Directive:
Set down each line of the material that follows, exactly, with no pictures.

### Data listing ###

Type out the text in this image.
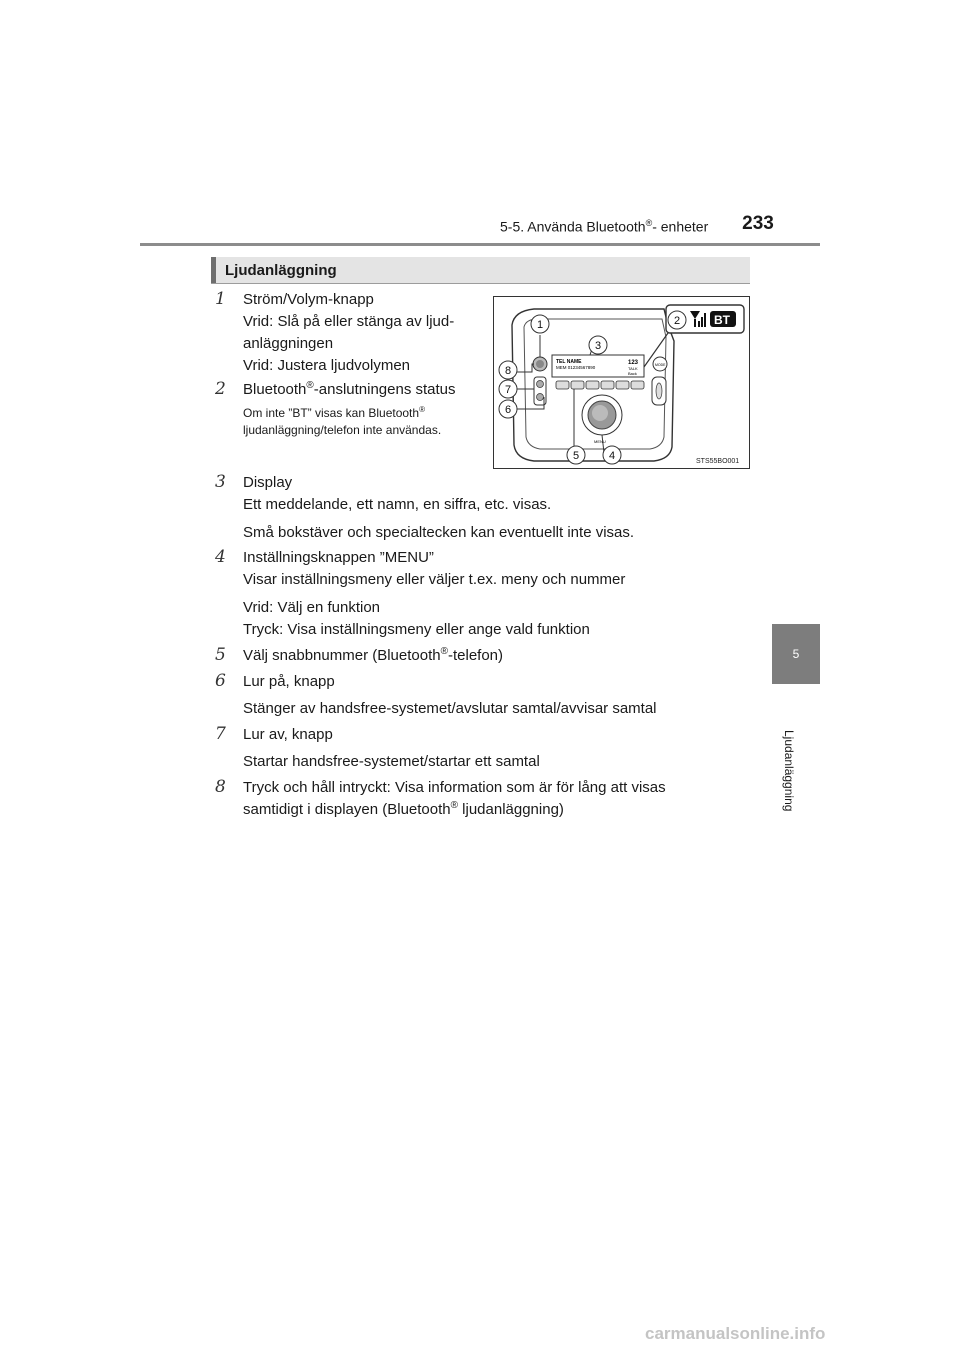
5-5. Använda Bluetooth®- enheter 233
5
Ljudanläggning
Ljudanläggning
TEL NAME
MEM 01234567890
123
TALK
Back
MODE
MENU
BT
1	2
3
4
5
6
7
8
STS55BO001
1	Ström/Volym-knapp

Vrid: Slå på eller stänga av ljud-

anläggningen

Vrid: Justera ljudvolymen

2	Bluetooth®-anslutningens status

Om inte ”BT” visas kan Bluetooth®
ljudanläggning/telefon inte användas.
3	Display

Ett meddelande, ett namn, en siffra, etc. visas.

Små bokstäver och specialtecken kan eventuellt inte visas.

4	Inställningsknappen ”MENU”

Visar inställningsmeny eller väljer t.ex. meny och nummer

Vrid: Välj en funktion

Tryck: Visa inställningsmeny eller ange vald funktion

5	Välj snabbnummer (Bluetooth®-telefon)

6	Lur på, knapp

Stänger av handsfree-systemet/avslutar samtal/avvisar samtal

7	Lur av, knapp

Startar handsfree-systemet/startar ett samtal

8	Tryck och håll intryckt: Visa information som är för lång att visas

samtidigt i displayen (Bluetooth® ljudanläggning)

carmanualsonline.info
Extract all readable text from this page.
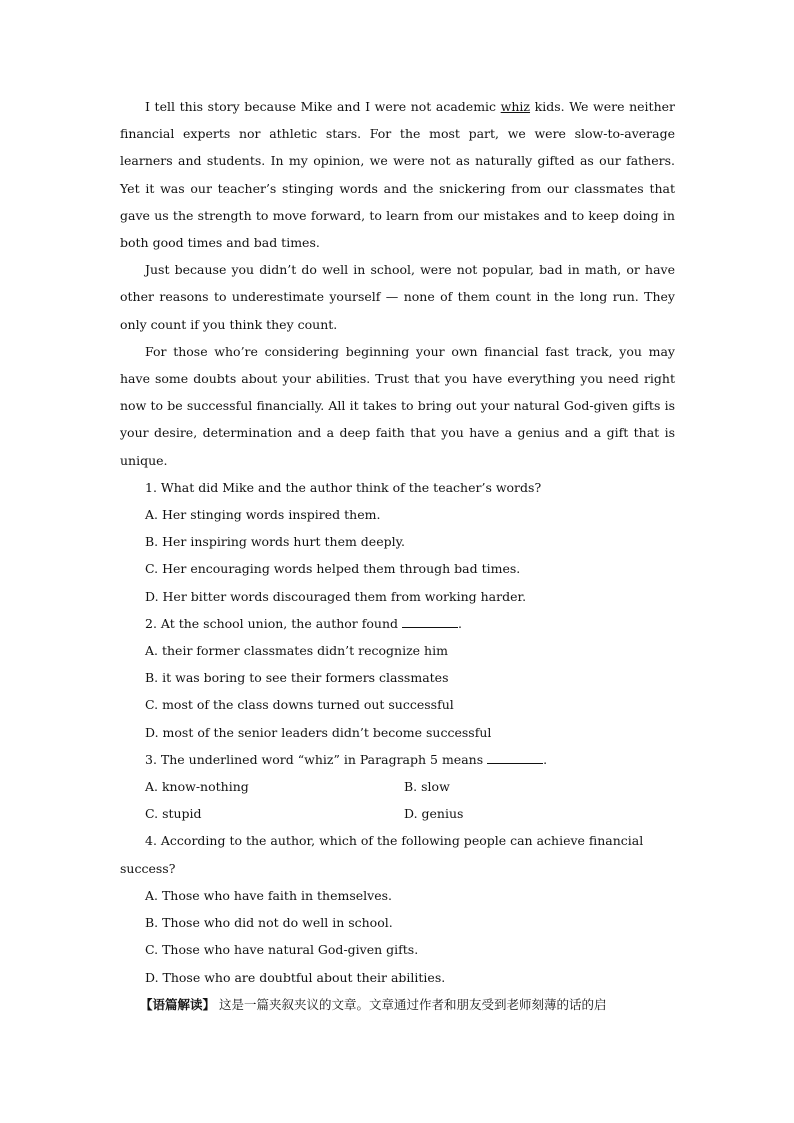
I tell this story because Mike and I were not academic whiz kids. We were neither financial experts nor athletic stars. For the most part, we were slow-to-average learners and students. In my opinion, we were not as naturally gifted as our fathers. Yet it was our teacher’s stinging words and the snickering from our classmates that gave us the strength to move forward, to learn from our mistakes and to keep doing in both good times and bad times.

Just because you didn’t do well in school, were not popular, bad in math, or have other reasons to underestimate yourself — none of them count in the long run. They only count if you think they count.

For those who’re considering beginning your own financial fast track, you may have some doubts about your abilities. Trust that you have everything you need right now to be successful financially. All it takes to bring out your natural God-given gifts is your desire, determination and a deep faith that you have a genius and a gift that is unique.

1. What did Mike and the author think of the teacher’s words?

A. Her stinging words inspired them.

B. Her inspiring words hurt them deeply.

C. Her encouraging words helped them through bad times.

D. Her bitter words discouraged them from working harder.

2. At the school union, the author found	.

A. their former classmates didn’t recognize him

B. it was boring to see their formers classmates

C. most of the class downs turned out successful

D. most of the senior leaders didn’t become successful

3. The underlined word “whiz” in Paragraph 5 means	.

A. know-nothing	B. slow
C. stupid	D. genius

4. According to the author, which of the following people can achieve financial success?

A. Those who have faith in themselves.

B. Those who did not do well in school.

C. Those who have natural God-given gifts.

D. Those who are doubtful about their abilities.

【语篇解读】 这是一篇夹叙夹议的文章。文章通过作者和朋友受到老师刻薄的话的启
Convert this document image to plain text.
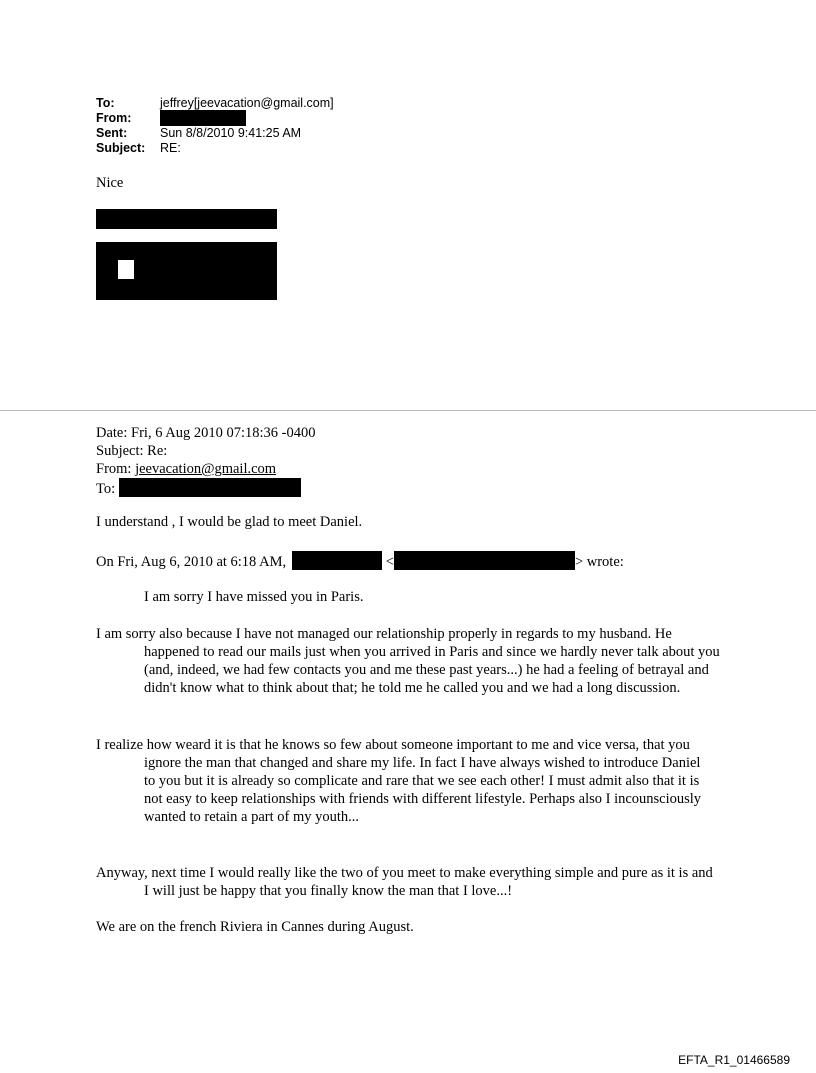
To:	jeffrey[jeevacation@gmail.com]
From:
Sent:	Sun 8/8/2010 9:41:25 AM
Subject:	RE:
Nice
Date: Fri, 6 Aug 2010 07:18:36 -0400
Subject: Re:
From: jeevacation@gmail.com
To:
I understand , I would be glad to meet Daniel.
On Fri, Aug 6, 2010 at 6:18 AM,	<	> wrote:
I am sorry I have missed you in Paris.
I am sorry also because I have not managed our relationship properly in regards to my husband. He happened to read our mails just when you arrived in Paris and since we hardly never talk about you (and, indeed, we had few contacts you and me these past years...) he had a feeling of betrayal and didn't know what to think about that; he told me he called you and we had a long discussion.
I realize how weard it is that he knows so few about someone important to me and vice versa, that you ignore the man that changed and share my life. In fact I have always wished to introduce Daniel to you but it is already so complicate and rare that we see each other! I must admit also that it is not easy to keep relationships with friends with different lifestyle. Perhaps also I incounsciously wanted to retain a part of my youth...
Anyway, next time I would really like the two of you meet to make everything simple and pure as it is and I will just be happy that you finally know the man that I love...!
We are on the french Riviera in Cannes during August.
EFTA_R1_01466589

###

Task output:
Type out the text in this image.
5-5. Använda Bluetooth®- enheter 233
5
Ljudanläggning
Ljudanläggning
TEL NAME
MEM 01234567890
123
TALK
Back
MODE
MENU
BT
1	2
3
4
5
6
7
8
STS55BO001
1	Ström/Volym-knapp

Vrid: Slå på eller stänga av ljud-

anläggningen

Vrid: Justera ljudvolymen

2	Bluetooth®-anslutningens status

Om inte ”BT” visas kan Bluetooth®
ljudanläggning/telefon inte användas.
3	Display

Ett meddelande, ett namn, en siffra, etc. visas.

Små bokstäver och specialtecken kan eventuellt inte visas.

4	Inställningsknappen ”MENU”

Visar inställningsmeny eller väljer t.ex. meny och nummer

Vrid: Välj en funktion

Tryck: Visa inställningsmeny eller ange vald funktion

5	Välj snabbnummer (Bluetooth®-telefon)

6	Lur på, knapp

Stänger av handsfree-systemet/avslutar samtal/avvisar samtal

7	Lur av, knapp

Startar handsfree-systemet/startar ett samtal

8	Tryck och håll intryckt: Visa information som är för lång att visas

samtidigt i displayen (Bluetooth® ljudanläggning)

carmanualsonline.info
Extract all readable text from this page.
I tell this story because Mike and I were not academic whiz kids. We were neither financial experts nor athletic stars. For the most part, we were slow-to-average learners and students. In my opinion, we were not as naturally gifted as our fathers. Yet it was our teacher’s stinging words and the snickering from our classmates that gave us the strength to move forward, to learn from our mistakes and to keep doing in both good times and bad times.

Just because you didn’t do well in school, were not popular, bad in math, or have other reasons to underestimate yourself — none of them count in the long run. They only count if you think they count.

For those who’re considering beginning your own financial fast track, you may have some doubts about your abilities. Trust that you have everything you need right now to be successful financially. All it takes to bring out your natural God-given gifts is your desire, determination and a deep faith that you have a genius and a gift that is unique.

1. What did Mike and the author think of the teacher’s words?

A. Her stinging words inspired them.

B. Her inspiring words hurt them deeply.

C. Her encouraging words helped them through bad times.

D. Her bitter words discouraged them from working harder.

2. At the school union, the author found	.

A. their former classmates didn’t recognize him

B. it was boring to see their formers classmates

C. most of the class downs turned out successful

D. most of the senior leaders didn’t become successful

3. The underlined word “whiz” in Paragraph 5 means	.

A. know-nothing	B. slow
C. stupid	D. genius

4. According to the author, which of the following people can achieve financial success?

A. Those who have faith in themselves.

B. Those who did not do well in school.

C. Those who have natural God-given gifts.

D. Those who are doubtful about their abilities.

【语篇解读】 这是一篇夹叙夹议的文章。文章通过作者和朋友受到老师刻薄的话的启
Convert this document image to plain text.
To:	jeffrey[jeevacation@gmail.com]
From:
Sent:	Sun 8/8/2010 9:41:25 AM
Subject:	RE:
Nice
Date: Fri, 6 Aug 2010 07:18:36 -0400
Subject: Re:
From: jeevacation@gmail.com
To:
I understand , I would be glad to meet Daniel.
On Fri, Aug 6, 2010 at 6:18 AM,	<	> wrote:
I am sorry I have missed you in Paris.
I am sorry also because I have not managed our relationship properly in regards to my husband. He happened to read our mails just when you arrived in Paris and since we hardly never talk about you (and, indeed, we had few contacts you and me these past years...) he had a feeling of betrayal and didn't know what to think about that; he told me he called you and we had a long discussion.
I realize how weard it is that he knows so few about someone important to me and vice versa, that you ignore the man that changed and share my life. In fact I have always wished to introduce Daniel to you but it is already so complicate and rare that we see each other! I must admit also that it is not easy to keep relationships with friends with different lifestyle. Perhaps also I incounsciously wanted to retain a part of my youth...
Anyway, next time I would really like the two of you meet to make everything simple and pure as it is and I will just be happy that you finally know the man that I love...!
We are on the french Riviera in Cannes during August.
EFTA_R1_01466589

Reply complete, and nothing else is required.